# [PROBLEM STATEMENT]
Rewrite the rows below, replacing every occurrence of "expand-icon" with "plus-icon" and leaving everything else unchanged.

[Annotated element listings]
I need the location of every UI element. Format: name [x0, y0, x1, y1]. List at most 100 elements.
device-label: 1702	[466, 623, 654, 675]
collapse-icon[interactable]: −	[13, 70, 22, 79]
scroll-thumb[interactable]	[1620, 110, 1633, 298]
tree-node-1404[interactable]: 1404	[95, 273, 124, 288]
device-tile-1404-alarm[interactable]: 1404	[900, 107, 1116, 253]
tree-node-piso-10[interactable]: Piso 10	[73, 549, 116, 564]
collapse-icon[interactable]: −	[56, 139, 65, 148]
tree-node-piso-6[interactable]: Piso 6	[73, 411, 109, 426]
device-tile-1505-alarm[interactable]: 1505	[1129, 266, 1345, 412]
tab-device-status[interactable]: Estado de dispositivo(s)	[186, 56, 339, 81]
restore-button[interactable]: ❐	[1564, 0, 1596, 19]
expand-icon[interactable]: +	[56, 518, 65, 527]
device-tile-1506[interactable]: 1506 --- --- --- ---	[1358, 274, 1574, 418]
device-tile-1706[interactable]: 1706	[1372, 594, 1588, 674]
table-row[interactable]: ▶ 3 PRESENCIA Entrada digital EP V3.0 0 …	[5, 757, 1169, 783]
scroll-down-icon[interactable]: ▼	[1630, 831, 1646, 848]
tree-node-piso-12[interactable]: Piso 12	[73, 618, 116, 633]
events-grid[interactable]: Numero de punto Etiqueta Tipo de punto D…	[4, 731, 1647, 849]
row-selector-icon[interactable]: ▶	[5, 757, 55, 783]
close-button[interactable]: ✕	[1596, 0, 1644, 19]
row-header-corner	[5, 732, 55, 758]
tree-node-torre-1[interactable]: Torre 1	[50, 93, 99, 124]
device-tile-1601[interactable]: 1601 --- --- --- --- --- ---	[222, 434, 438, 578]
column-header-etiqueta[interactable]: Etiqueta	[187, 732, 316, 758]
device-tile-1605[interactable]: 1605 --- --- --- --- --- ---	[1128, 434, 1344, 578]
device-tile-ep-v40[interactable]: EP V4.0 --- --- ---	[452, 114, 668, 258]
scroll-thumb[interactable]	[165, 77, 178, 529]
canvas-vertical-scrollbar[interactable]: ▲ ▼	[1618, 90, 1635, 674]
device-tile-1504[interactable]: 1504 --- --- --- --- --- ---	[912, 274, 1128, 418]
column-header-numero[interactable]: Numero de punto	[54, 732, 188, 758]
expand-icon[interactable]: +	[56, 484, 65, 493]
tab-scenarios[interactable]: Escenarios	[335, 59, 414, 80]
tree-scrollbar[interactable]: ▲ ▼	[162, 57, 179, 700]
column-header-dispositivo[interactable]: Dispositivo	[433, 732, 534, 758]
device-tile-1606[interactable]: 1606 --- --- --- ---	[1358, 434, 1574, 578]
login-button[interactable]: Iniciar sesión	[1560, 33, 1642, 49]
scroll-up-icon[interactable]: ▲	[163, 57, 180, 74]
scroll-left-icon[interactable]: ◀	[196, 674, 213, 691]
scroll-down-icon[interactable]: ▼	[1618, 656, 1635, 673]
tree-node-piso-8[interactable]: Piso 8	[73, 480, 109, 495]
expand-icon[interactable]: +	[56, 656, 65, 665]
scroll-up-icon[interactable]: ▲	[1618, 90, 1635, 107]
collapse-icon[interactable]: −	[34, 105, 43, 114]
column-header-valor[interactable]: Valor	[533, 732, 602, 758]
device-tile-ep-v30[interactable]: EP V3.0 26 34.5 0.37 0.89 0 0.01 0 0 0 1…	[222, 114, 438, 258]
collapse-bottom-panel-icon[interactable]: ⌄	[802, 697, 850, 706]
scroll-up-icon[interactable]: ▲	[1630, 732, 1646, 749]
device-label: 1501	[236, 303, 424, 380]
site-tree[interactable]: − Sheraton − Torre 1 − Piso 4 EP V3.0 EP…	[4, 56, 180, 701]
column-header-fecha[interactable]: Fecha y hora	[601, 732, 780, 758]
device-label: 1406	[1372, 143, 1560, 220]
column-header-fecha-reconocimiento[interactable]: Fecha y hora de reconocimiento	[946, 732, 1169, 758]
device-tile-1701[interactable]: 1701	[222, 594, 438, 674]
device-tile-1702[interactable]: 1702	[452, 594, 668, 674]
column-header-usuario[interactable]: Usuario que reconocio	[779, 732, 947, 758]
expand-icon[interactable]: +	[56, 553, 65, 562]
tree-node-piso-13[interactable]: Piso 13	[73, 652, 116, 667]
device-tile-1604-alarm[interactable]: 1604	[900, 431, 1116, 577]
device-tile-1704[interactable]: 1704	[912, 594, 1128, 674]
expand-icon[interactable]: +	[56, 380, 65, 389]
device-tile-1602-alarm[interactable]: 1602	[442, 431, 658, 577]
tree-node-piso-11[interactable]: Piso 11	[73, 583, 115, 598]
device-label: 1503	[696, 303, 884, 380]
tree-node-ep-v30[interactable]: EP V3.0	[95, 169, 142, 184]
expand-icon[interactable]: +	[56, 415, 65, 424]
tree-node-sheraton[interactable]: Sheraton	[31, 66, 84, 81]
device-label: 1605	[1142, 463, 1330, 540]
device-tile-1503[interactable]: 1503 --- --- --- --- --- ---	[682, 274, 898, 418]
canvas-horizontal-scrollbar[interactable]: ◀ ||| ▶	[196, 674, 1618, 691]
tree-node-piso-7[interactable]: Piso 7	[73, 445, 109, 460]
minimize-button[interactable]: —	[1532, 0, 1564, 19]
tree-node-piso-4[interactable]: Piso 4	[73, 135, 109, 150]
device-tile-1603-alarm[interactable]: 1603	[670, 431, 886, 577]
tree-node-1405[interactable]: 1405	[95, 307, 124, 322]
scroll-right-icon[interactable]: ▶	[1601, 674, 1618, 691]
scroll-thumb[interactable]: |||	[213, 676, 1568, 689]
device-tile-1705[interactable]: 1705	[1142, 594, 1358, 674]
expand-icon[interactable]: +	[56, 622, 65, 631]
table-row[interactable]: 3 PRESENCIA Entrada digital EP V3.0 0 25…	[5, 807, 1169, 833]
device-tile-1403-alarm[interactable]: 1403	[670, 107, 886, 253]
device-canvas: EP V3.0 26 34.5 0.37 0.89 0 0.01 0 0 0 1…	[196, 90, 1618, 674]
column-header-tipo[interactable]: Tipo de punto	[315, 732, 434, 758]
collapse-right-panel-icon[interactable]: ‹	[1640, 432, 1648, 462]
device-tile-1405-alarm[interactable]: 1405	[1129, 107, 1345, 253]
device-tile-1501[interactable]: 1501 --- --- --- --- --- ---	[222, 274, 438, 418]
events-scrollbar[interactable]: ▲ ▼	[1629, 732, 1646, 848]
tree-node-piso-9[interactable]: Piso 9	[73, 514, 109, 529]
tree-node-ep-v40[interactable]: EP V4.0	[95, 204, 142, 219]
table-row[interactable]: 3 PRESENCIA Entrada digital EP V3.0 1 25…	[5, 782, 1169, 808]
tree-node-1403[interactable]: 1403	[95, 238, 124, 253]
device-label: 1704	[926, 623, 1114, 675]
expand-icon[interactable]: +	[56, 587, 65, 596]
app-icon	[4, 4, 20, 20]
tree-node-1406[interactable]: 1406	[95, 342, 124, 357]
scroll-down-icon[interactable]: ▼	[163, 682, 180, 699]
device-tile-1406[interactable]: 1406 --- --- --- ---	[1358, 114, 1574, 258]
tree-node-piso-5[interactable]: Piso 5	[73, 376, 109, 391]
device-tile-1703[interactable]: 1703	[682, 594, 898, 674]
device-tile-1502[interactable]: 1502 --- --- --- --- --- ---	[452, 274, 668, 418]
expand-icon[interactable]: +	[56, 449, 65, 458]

# [OUTPUT FOR THIS TASK]
I need the location of every UI element. Format: name [x0, y0, x1, y1]. List at most 100 elements.
device-label: 1702	[466, 623, 654, 675]
collapse-icon[interactable]: −	[13, 70, 22, 79]
scroll-thumb[interactable]	[1620, 110, 1633, 298]
tree-node-1404[interactable]: 1404	[95, 273, 124, 288]
device-tile-1404-alarm[interactable]: 1404	[900, 107, 1116, 253]
tree-node-piso-10[interactable]: Piso 10	[73, 549, 116, 564]
collapse-icon[interactable]: −	[56, 139, 65, 148]
tree-node-piso-6[interactable]: Piso 6	[73, 411, 109, 426]
device-tile-1505-alarm[interactable]: 1505	[1129, 266, 1345, 412]
tab-device-status[interactable]: Estado de dispositivo(s)	[186, 56, 339, 81]
restore-button[interactable]: ❐	[1564, 0, 1596, 19]
plus-icon[interactable]: +	[56, 518, 65, 527]
device-tile-1506[interactable]: 1506 --- --- --- ---	[1358, 274, 1574, 418]
device-tile-1706[interactable]: 1706	[1372, 594, 1588, 674]
table-row[interactable]: ▶ 3 PRESENCIA Entrada digital EP V3.0 0 …	[5, 757, 1169, 783]
scroll-down-icon[interactable]: ▼	[1630, 831, 1646, 848]
tree-node-piso-12[interactable]: Piso 12	[73, 618, 116, 633]
events-grid[interactable]: Numero de punto Etiqueta Tipo de punto D…	[4, 731, 1647, 849]
row-selector-icon[interactable]: ▶	[5, 757, 55, 783]
close-button[interactable]: ✕	[1596, 0, 1644, 19]
row-header-corner	[5, 732, 55, 758]
tree-node-torre-1[interactable]: Torre 1	[50, 93, 99, 124]
device-tile-1601[interactable]: 1601 --- --- --- --- --- ---	[222, 434, 438, 578]
column-header-etiqueta[interactable]: Etiqueta	[187, 732, 316, 758]
device-tile-1605[interactable]: 1605 --- --- --- --- --- ---	[1128, 434, 1344, 578]
device-tile-ep-v40[interactable]: EP V4.0 --- --- ---	[452, 114, 668, 258]
scroll-thumb[interactable]	[165, 77, 178, 529]
canvas-vertical-scrollbar[interactable]: ▲ ▼	[1618, 90, 1635, 674]
device-tile-1504[interactable]: 1504 --- --- --- --- --- ---	[912, 274, 1128, 418]
column-header-numero[interactable]: Numero de punto	[54, 732, 188, 758]
plus-icon[interactable]: +	[56, 484, 65, 493]
tab-scenarios[interactable]: Escenarios	[335, 59, 414, 80]
tree-scrollbar[interactable]: ▲ ▼	[162, 57, 179, 700]
column-header-dispositivo[interactable]: Dispositivo	[433, 732, 534, 758]
device-tile-1606[interactable]: 1606 --- --- --- ---	[1358, 434, 1574, 578]
login-button[interactable]: Iniciar sesión	[1560, 33, 1642, 49]
scroll-up-icon[interactable]: ▲	[163, 57, 180, 74]
scroll-left-icon[interactable]: ◀	[196, 674, 213, 691]
scroll-down-icon[interactable]: ▼	[1618, 656, 1635, 673]
tree-node-piso-8[interactable]: Piso 8	[73, 480, 109, 495]
plus-icon[interactable]: +	[56, 656, 65, 665]
scroll-up-icon[interactable]: ▲	[1618, 90, 1635, 107]
collapse-icon[interactable]: −	[34, 105, 43, 114]
column-header-valor[interactable]: Valor	[533, 732, 602, 758]
device-tile-ep-v30[interactable]: EP V3.0 26 34.5 0.37 0.89 0 0.01 0 0 0 1…	[222, 114, 438, 258]
collapse-bottom-panel-icon[interactable]: ⌄	[802, 697, 850, 706]
scroll-up-icon[interactable]: ▲	[1630, 732, 1646, 749]
device-label: 1501	[236, 303, 424, 380]
site-tree[interactable]: − Sheraton − Torre 1 − Piso 4 EP V3.0 EP…	[4, 56, 180, 701]
column-header-fecha[interactable]: Fecha y hora	[601, 732, 780, 758]
device-label: 1406	[1372, 143, 1560, 220]
column-header-fecha-reconocimiento[interactable]: Fecha y hora de reconocimiento	[946, 732, 1169, 758]
device-tile-1701[interactable]: 1701	[222, 594, 438, 674]
device-tile-1702[interactable]: 1702	[452, 594, 668, 674]
column-header-usuario[interactable]: Usuario que reconocio	[779, 732, 947, 758]
plus-icon[interactable]: +	[56, 553, 65, 562]
tree-node-piso-13[interactable]: Piso 13	[73, 652, 116, 667]
device-tile-1604-alarm[interactable]: 1604	[900, 431, 1116, 577]
device-tile-1704[interactable]: 1704	[912, 594, 1128, 674]
plus-icon[interactable]: +	[56, 380, 65, 389]
device-tile-1602-alarm[interactable]: 1602	[442, 431, 658, 577]
tree-node-piso-11[interactable]: Piso 11	[73, 583, 115, 598]
device-label: 1503	[696, 303, 884, 380]
tree-node-ep-v30[interactable]: EP V3.0	[95, 169, 142, 184]
plus-icon[interactable]: +	[56, 415, 65, 424]
tree-node-sheraton[interactable]: Sheraton	[31, 66, 84, 81]
device-label: 1605	[1142, 463, 1330, 540]
device-tile-1503[interactable]: 1503 --- --- --- --- --- ---	[682, 274, 898, 418]
canvas-horizontal-scrollbar[interactable]: ◀ ||| ▶	[196, 674, 1618, 691]
tree-node-piso-7[interactable]: Piso 7	[73, 445, 109, 460]
minimize-button[interactable]: —	[1532, 0, 1564, 19]
tree-node-piso-4[interactable]: Piso 4	[73, 135, 109, 150]
device-tile-1603-alarm[interactable]: 1603	[670, 431, 886, 577]
tree-node-1405[interactable]: 1405	[95, 307, 124, 322]
scroll-right-icon[interactable]: ▶	[1601, 674, 1618, 691]
scroll-thumb[interactable]: |||	[213, 676, 1568, 689]
device-tile-1705[interactable]: 1705	[1142, 594, 1358, 674]
plus-icon[interactable]: +	[56, 622, 65, 631]
table-row[interactable]: 3 PRESENCIA Entrada digital EP V3.0 0 25…	[5, 807, 1169, 833]
device-tile-1403-alarm[interactable]: 1403	[670, 107, 886, 253]
device-canvas: EP V3.0 26 34.5 0.37 0.89 0 0.01 0 0 0 1…	[196, 90, 1618, 674]
column-header-tipo[interactable]: Tipo de punto	[315, 732, 434, 758]
collapse-right-panel-icon[interactable]: ‹	[1640, 432, 1648, 462]
device-tile-1405-alarm[interactable]: 1405	[1129, 107, 1345, 253]
device-tile-1501[interactable]: 1501 --- --- --- --- --- ---	[222, 274, 438, 418]
events-scrollbar[interactable]: ▲ ▼	[1629, 732, 1646, 848]
tree-node-piso-9[interactable]: Piso 9	[73, 514, 109, 529]
tree-node-ep-v40[interactable]: EP V4.0	[95, 204, 142, 219]
table-row[interactable]: 3 PRESENCIA Entrada digital EP V3.0 1 25…	[5, 782, 1169, 808]
tree-node-1403[interactable]: 1403	[95, 238, 124, 253]
device-label: 1704	[926, 623, 1114, 675]
plus-icon[interactable]: +	[56, 587, 65, 596]
app-icon	[4, 4, 20, 20]
tree-node-1406[interactable]: 1406	[95, 342, 124, 357]
scroll-down-icon[interactable]: ▼	[163, 682, 180, 699]
device-tile-1406[interactable]: 1406 --- --- --- ---	[1358, 114, 1574, 258]
tree-node-piso-5[interactable]: Piso 5	[73, 376, 109, 391]
device-tile-1703[interactable]: 1703	[682, 594, 898, 674]
device-tile-1502[interactable]: 1502 --- --- --- --- --- ---	[452, 274, 668, 418]
plus-icon[interactable]: +	[56, 449, 65, 458]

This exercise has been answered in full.